WHAT YOU ARE ASKED TO DO » The records below must be duplicated exactly, character for character.

EXCERPTED RECORDS »
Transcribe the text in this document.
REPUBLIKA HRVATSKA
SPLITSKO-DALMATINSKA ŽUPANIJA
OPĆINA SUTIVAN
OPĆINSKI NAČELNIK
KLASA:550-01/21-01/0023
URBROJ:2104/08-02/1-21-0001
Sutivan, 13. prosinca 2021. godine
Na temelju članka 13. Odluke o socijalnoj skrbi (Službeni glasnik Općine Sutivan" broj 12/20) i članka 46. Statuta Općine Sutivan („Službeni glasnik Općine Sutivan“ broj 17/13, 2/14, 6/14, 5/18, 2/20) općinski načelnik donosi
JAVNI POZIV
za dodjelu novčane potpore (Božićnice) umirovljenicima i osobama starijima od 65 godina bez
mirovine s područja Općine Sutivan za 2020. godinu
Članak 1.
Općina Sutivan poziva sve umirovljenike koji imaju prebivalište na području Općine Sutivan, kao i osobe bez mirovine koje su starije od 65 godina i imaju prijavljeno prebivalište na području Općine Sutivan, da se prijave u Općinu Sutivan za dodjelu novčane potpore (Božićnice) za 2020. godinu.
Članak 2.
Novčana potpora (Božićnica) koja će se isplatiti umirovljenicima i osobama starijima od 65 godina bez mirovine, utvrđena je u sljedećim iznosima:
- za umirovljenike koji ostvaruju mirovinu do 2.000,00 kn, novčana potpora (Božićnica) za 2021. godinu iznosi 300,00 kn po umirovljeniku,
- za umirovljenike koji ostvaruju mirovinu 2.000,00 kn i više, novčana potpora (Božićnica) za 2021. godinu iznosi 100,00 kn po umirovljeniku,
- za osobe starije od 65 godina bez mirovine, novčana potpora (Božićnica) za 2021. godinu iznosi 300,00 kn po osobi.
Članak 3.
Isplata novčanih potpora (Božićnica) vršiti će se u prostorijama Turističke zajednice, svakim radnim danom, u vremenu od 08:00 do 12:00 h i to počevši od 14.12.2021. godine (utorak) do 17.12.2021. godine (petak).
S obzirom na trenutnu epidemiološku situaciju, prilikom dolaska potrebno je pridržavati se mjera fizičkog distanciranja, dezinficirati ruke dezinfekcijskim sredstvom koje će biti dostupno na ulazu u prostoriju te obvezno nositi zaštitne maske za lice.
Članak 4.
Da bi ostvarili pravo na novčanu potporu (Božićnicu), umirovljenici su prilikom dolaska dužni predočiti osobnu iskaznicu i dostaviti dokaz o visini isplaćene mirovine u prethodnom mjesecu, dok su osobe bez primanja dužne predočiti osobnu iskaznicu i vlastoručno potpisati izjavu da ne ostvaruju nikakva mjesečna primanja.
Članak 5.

OUTPUT OF THE TASK »
Transcribe the text in this document.
REPUBLIKA HRVATSKA
SPLITSKO-DALMATINSKA ŽUPANIJA
OPĆINA SUTIVAN
OPĆINSKI NAČELNIK
KLASA:550-01/21-01/0023
URBROJ:2104/08-02/1-21-0001
Sutivan, 13. prosinca 2021. godine
Na temelju članka 13. Odluke o socijalnoj skrbi (Službeni glasnik Općine Sutivan" broj 12/20) i članka 46. Statuta Općine Sutivan („Službeni glasnik Općine Sutivan“ broj 17/13, 2/14, 6/14, 5/18, 2/20) općinski načelnik donosi
JAVNI POZIV
za dodjelu novčane potpore (Božićnice) umirovljenicima i osobama starijima od 65 godina bez
mirovine s područja Općine Sutivan za 2020. godinu
Članak 1.
Općina Sutivan poziva sve umirovljenike koji imaju prebivalište na području Općine Sutivan, kao i osobe bez mirovine koje su starije od 65 godina i imaju prijavljeno prebivalište na području Općine Sutivan, da se prijave u Općinu Sutivan za dodjelu novčane potpore (Božićnice) za 2020. godinu.
Članak 2.
Novčana potpora (Božićnica) koja će se isplatiti umirovljenicima i osobama starijima od 65 godina bez mirovine, utvrđena je u sljedećim iznosima:
- za umirovljenike koji ostvaruju mirovinu do 2.000,00 kn, novčana potpora (Božićnica) za 2021. godinu iznosi 300,00 kn po umirovljeniku,
- za umirovljenike koji ostvaruju mirovinu 2.000,00 kn i više, novčana potpora (Božićnica) za 2021. godinu iznosi 100,00 kn po umirovljeniku,
- za osobe starije od 65 godina bez mirovine, novčana potpora (Božićnica) za 2021. godinu iznosi 300,00 kn po osobi.
Članak 3.
Isplata novčanih potpora (Božićnica) vršiti će se u prostorijama Turističke zajednice, svakim radnim danom, u vremenu od 08:00 do 12:00 h i to počevši od 14.12.2021. godine (utorak) do 17.12.2021. godine (petak).
S obzirom na trenutnu epidemiološku situaciju, prilikom dolaska potrebno je pridržavati se mjera fizičkog distanciranja, dezinficirati ruke dezinfekcijskim sredstvom koje će biti dostupno na ulazu u prostoriju te obvezno nositi zaštitne maske za lice.
Članak 4.
Da bi ostvarili pravo na novčanu potporu (Božićnicu), umirovljenici su prilikom dolaska dužni predočiti osobnu iskaznicu i dostaviti dokaz o visini isplaćene mirovine u prethodnom mjesecu, dok su osobe bez primanja dužne predočiti osobnu iskaznicu i vlastoručno potpisati izjavu da ne ostvaruju nikakva mjesečna primanja.
Članak 5.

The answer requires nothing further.